#### Exercise requirements
Copy all lines of the listing that include the string "powerful".

==========

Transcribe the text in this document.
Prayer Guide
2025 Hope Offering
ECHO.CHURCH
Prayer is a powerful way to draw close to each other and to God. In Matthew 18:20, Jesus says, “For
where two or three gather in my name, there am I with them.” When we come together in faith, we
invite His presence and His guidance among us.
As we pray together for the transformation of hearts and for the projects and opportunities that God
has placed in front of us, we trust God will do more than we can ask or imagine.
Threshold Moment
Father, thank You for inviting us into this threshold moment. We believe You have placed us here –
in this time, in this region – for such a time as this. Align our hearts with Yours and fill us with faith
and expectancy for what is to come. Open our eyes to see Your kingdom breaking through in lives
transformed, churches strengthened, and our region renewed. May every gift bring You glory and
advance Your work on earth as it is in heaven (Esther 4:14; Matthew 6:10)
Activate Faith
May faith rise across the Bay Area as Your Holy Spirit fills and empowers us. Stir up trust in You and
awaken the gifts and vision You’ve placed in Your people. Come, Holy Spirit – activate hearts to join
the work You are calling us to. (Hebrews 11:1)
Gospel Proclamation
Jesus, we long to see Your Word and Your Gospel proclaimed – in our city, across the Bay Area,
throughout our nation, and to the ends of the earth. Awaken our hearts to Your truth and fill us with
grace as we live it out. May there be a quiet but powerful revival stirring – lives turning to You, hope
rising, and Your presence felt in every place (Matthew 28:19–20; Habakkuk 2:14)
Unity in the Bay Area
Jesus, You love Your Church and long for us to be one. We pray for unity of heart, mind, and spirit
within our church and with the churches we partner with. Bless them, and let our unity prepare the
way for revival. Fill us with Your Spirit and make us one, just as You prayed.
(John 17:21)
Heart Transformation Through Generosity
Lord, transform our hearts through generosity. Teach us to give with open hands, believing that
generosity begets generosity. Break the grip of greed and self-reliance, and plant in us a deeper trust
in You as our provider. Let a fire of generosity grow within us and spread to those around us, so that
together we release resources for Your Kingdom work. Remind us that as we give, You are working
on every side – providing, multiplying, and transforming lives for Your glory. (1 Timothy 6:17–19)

==========

#### Correct output
Prayer is a powerful way to draw close to each other and to God. In Matthew 18:20, Jesus says, “For
grace as we live it out. May there be a quiet but powerful revival stirring – lives turning to You, hope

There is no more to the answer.